▶ WHAT THIS TASK INVOLVES:
Pull out every line in the data that has the string "ports" in it.

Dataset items
▼

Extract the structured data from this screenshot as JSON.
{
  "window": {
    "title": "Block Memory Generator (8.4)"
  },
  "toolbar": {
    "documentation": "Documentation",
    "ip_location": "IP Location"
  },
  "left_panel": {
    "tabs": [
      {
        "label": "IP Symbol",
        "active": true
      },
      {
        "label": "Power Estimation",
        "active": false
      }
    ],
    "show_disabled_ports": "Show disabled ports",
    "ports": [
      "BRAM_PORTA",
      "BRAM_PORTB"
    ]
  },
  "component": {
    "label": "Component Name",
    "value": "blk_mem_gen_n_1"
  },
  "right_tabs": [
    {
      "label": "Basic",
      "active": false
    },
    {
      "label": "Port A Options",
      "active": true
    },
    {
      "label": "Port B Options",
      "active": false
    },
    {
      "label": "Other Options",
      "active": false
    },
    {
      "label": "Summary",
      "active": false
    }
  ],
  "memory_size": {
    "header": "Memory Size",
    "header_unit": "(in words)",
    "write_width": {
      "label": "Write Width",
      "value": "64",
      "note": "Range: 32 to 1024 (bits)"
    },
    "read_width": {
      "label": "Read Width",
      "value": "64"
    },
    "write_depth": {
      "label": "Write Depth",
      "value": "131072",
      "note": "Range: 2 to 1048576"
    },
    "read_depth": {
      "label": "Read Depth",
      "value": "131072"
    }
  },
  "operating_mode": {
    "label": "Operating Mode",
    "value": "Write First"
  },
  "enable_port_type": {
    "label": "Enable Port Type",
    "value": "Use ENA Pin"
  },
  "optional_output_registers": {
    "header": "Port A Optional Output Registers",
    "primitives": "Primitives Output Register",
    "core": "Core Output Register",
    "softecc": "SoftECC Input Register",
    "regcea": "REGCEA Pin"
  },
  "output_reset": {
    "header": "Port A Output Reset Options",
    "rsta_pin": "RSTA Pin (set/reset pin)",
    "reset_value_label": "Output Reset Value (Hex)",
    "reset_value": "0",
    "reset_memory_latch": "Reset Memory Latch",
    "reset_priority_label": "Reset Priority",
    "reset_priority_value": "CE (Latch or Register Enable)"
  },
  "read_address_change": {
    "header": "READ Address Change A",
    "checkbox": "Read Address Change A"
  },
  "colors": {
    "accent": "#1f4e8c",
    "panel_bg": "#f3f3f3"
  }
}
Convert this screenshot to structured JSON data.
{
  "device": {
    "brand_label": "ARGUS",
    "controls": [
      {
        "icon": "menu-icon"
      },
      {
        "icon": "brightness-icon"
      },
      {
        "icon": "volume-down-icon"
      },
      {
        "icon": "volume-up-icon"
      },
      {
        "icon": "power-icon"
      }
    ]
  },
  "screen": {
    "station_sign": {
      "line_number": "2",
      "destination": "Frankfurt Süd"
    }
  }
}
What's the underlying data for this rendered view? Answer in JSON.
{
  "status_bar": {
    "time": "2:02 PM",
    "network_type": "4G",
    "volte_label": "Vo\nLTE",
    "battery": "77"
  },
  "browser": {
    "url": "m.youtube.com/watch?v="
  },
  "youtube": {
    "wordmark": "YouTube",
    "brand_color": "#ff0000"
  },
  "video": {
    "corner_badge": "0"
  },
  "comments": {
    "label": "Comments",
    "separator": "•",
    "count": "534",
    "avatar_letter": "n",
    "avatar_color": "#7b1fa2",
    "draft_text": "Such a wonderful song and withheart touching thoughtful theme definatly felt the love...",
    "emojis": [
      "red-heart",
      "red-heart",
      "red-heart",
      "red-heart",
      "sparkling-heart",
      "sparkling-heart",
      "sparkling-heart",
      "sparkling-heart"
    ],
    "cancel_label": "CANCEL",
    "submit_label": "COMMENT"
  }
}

▲

▶ FINISHED TASK:
    "show_disabled_ports": "Show disabled ports",
    "ports": [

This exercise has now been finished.